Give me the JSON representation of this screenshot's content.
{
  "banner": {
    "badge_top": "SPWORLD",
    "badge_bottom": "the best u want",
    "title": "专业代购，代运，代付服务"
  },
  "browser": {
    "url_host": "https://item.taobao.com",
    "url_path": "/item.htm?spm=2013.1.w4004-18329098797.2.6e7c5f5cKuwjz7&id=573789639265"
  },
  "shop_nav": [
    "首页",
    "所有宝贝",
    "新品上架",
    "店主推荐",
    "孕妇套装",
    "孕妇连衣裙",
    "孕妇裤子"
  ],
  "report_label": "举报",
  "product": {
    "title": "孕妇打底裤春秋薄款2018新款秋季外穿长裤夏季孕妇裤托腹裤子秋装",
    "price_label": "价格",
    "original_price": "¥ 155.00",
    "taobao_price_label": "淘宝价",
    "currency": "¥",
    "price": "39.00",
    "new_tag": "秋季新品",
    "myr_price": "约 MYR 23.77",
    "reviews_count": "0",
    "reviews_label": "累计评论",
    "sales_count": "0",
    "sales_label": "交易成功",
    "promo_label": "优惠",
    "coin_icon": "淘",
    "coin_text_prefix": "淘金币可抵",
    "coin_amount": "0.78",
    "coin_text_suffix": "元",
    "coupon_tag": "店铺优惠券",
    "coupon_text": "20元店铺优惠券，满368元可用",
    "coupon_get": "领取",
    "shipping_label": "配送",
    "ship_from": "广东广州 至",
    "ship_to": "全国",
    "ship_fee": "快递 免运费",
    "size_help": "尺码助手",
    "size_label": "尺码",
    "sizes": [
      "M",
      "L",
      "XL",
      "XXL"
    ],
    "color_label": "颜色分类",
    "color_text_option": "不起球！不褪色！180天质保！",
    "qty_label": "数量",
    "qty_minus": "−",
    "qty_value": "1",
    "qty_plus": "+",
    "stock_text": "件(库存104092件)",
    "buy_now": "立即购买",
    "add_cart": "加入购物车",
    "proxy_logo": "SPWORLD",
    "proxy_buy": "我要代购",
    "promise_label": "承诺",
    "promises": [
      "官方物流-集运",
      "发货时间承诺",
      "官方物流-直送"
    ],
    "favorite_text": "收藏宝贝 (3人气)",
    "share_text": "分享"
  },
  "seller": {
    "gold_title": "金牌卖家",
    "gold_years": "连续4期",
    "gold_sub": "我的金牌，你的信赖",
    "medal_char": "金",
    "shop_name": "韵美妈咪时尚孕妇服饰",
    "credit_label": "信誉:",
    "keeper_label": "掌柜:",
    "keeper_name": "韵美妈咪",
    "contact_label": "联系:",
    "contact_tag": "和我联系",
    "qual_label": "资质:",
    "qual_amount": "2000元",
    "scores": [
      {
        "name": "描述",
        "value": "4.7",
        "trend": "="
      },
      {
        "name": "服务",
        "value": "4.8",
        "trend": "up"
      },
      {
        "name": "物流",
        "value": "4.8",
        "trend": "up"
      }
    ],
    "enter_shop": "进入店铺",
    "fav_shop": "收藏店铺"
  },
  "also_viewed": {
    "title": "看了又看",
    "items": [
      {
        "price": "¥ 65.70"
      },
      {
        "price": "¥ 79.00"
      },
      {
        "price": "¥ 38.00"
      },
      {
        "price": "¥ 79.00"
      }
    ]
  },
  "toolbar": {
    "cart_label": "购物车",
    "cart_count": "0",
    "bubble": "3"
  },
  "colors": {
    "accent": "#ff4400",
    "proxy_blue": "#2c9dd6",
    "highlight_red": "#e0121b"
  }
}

────────────────────────────────────────

▸ Required task:
Give back the whole listing exactly as it reads.

▸ Reply:
Give me the JSON representation of this screenshot's content.
{
  "banner": {
    "badge_top": "SPWORLD",
    "badge_bottom": "the best u want",
    "title": "专业代购，代运，代付服务"
  },
  "browser": {
    "url_host": "https://item.taobao.com",
    "url_path": "/item.htm?spm=2013.1.w4004-18329098797.2.6e7c5f5cKuwjz7&id=573789639265"
  },
  "shop_nav": [
    "首页",
    "所有宝贝",
    "新品上架",
    "店主推荐",
    "孕妇套装",
    "孕妇连衣裙",
    "孕妇裤子"
  ],
  "report_label": "举报",
  "product": {
    "title": "孕妇打底裤春秋薄款2018新款秋季外穿长裤夏季孕妇裤托腹裤子秋装",
    "price_label": "价格",
    "original_price": "¥ 155.00",
    "taobao_price_label": "淘宝价",
    "currency": "¥",
    "price": "39.00",
    "new_tag": "秋季新品",
    "myr_price": "约 MYR 23.77",
    "reviews_count": "0",
    "reviews_label": "累计评论",
    "sales_count": "0",
    "sales_label": "交易成功",
    "promo_label": "优惠",
    "coin_icon": "淘",
    "coin_text_prefix": "淘金币可抵",
    "coin_amount": "0.78",
    "coin_text_suffix": "元",
    "coupon_tag": "店铺优惠券",
    "coupon_text": "20元店铺优惠券，满368元可用",
    "coupon_get": "领取",
    "shipping_label": "配送",
    "ship_from": "广东广州 至",
    "ship_to": "全国",
    "ship_fee": "快递 免运费",
    "size_help": "尺码助手",
    "size_label": "尺码",
    "sizes": [
      "M",
      "L",
      "XL",
      "XXL"
    ],
    "color_label": "颜色分类",
    "color_text_option": "不起球！不褪色！180天质保！",
    "qty_label": "数量",
    "qty_minus": "−",
    "qty_value": "1",
    "qty_plus": "+",
    "stock_text": "件(库存104092件)",
    "buy_now": "立即购买",
    "add_cart": "加入购物车",
    "proxy_logo": "SPWORLD",
    "proxy_buy": "我要代购",
    "promise_label": "承诺",
    "promises": [
      "官方物流-集运",
      "发货时间承诺",
      "官方物流-直送"
    ],
    "favorite_text": "收藏宝贝 (3人气)",
    "share_text": "分享"
  },
  "seller": {
    "gold_title": "金牌卖家",
    "gold_years": "连续4期",
    "gold_sub": "我的金牌，你的信赖",
    "medal_char": "金",
    "shop_name": "韵美妈咪时尚孕妇服饰",
    "credit_label": "信誉:",
    "keeper_label": "掌柜:",
    "keeper_name": "韵美妈咪",
    "contact_label": "联系:",
    "contact_tag": "和我联系",
    "qual_label": "资质:",
    "qual_amount": "2000元",
    "scores": [
      {
        "name": "描述",
        "value": "4.7",
        "trend": "="
      },
      {
        "name": "服务",
        "value": "4.8",
        "trend": "up"
      },
      {
        "name": "物流",
        "value": "4.8",
        "trend": "up"
      }
    ],
    "enter_shop": "进入店铺",
    "fav_shop": "收藏店铺"
  },
  "also_viewed": {
    "title": "看了又看",
    "items": [
      {
        "price": "¥ 65.70"
      },
      {
        "price": "¥ 79.00"
      },
      {
        "price": "¥ 38.00"
      },
      {
        "price": "¥ 79.00"
      }
    ]
  },
  "toolbar": {
    "cart_label": "购物车",
    "cart_count": "0",
    "bubble": "3"
  },
  "colors": {
    "accent": "#ff4400",
    "proxy_blue": "#2c9dd6",
    "highlight_red": "#e0121b"
  }
}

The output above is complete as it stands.